> REQUEST:
Sort through the entries below and pull out lines containing the word "Waiting".

> Excerpt from a dataset:
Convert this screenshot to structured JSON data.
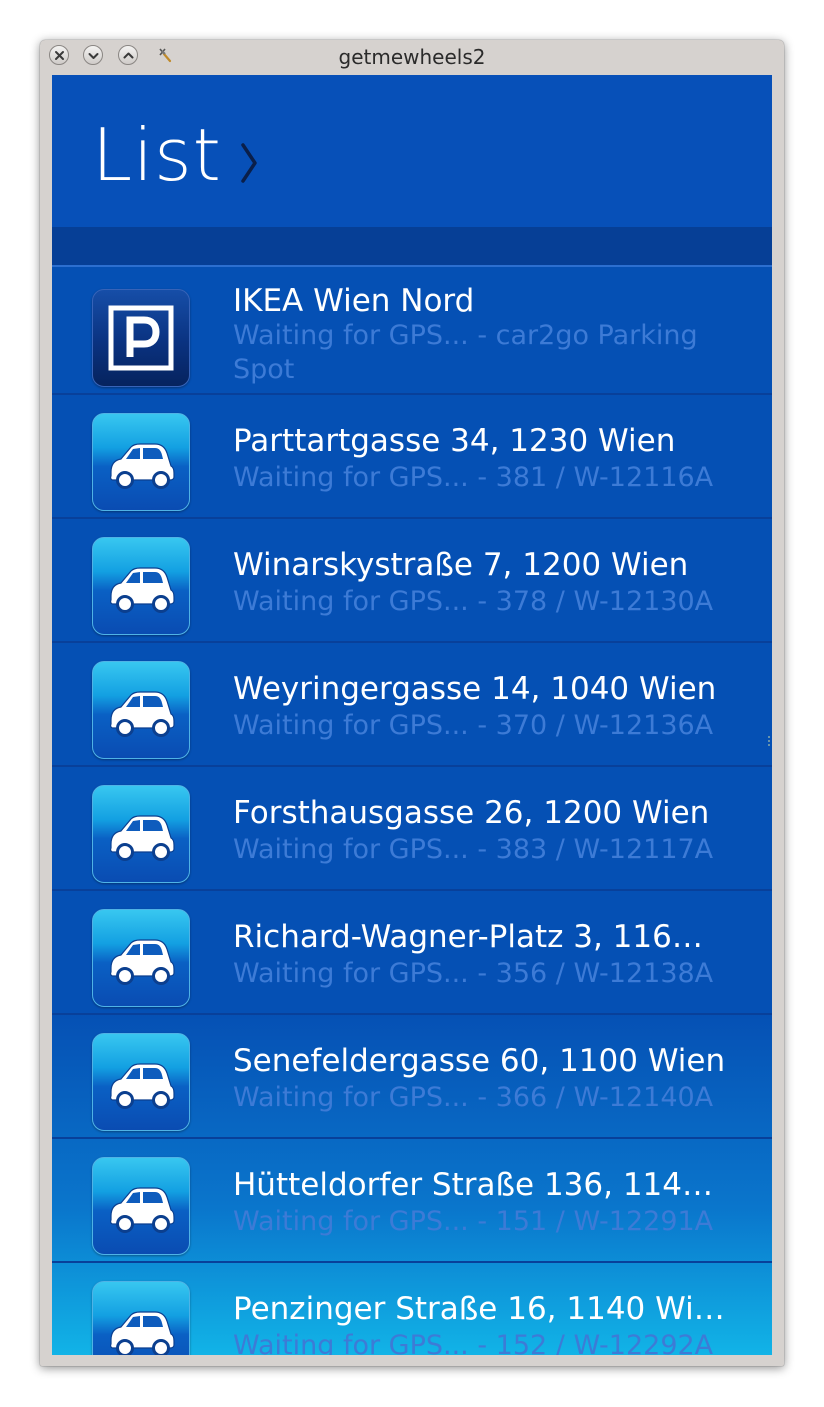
{
  "window": {
    "title": "getmewheels2"
  },
  "header": {
    "title": "List"
  },
  "colors": {
    "header_bg": "#0750b8",
    "list_bg": "#0550b4",
    "subtitle_text": "#3d7bd6",
    "title_text": "#ffffff"
  },
  "items": [
    {
      "icon": "parking-icon",
      "title": "IKEA Wien Nord",
      "subtitle": "Waiting for GPS... - car2go Parking Spot"
    },
    {
      "icon": "car-icon",
      "title": "Parttartgasse 34, 1230 Wien",
      "subtitle": "Waiting for GPS... - 381 / W-12116A"
    },
    {
      "icon": "car-icon",
      "title": "Winarskystraße 7, 1200 Wien",
      "subtitle": "Waiting for GPS... - 378 / W-12130A"
    },
    {
      "icon": "car-icon",
      "title": "Weyringergasse 14, 1040 Wien",
      "subtitle": "Waiting for GPS... - 370 / W-12136A"
    },
    {
      "icon": "car-icon",
      "title": "Forsthausgasse 26, 1200 Wien",
      "subtitle": "Waiting for GPS... - 383 / W-12117A"
    },
    {
      "icon": "car-icon",
      "title": "Richard-Wagner-Platz 3, 116…",
      "subtitle": "Waiting for GPS... - 356 / W-12138A"
    },
    {
      "icon": "car-icon",
      "title": "Senefeldergasse 60, 1100 Wien",
      "subtitle": "Waiting for GPS... - 366 / W-12140A"
    },
    {
      "icon": "car-icon",
      "title": "Hütteldorfer Straße 136, 114…",
      "subtitle": "Waiting for GPS... - 151 / W-12291A"
    },
    {
      "icon": "car-icon",
      "title": "Penzinger Straße 16, 1140 Wi…",
      "subtitle": "Waiting for GPS... - 152 / W-12292A"
    }
  ]
}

> RESULT OF THIS TASK:
      "subtitle": "Waiting for GPS... - car2go Parking Spot"
      "subtitle": "Waiting for GPS... - 381 / W-12116A"
      "subtitle": "Waiting for GPS... - 378 / W-12130A"
      "subtitle": "Waiting for GPS... - 370 / W-12136A"
      "subtitle": "Waiting for GPS... - 383 / W-12117A"
      "subtitle": "Waiting for GPS... - 356 / W-12138A"
      "subtitle": "Waiting for GPS... - 366 / W-12140A"
      "subtitle": "Waiting for GPS... - 151 / W-12291A"
      "subtitle": "Waiting for GPS... - 152 / W-12292A"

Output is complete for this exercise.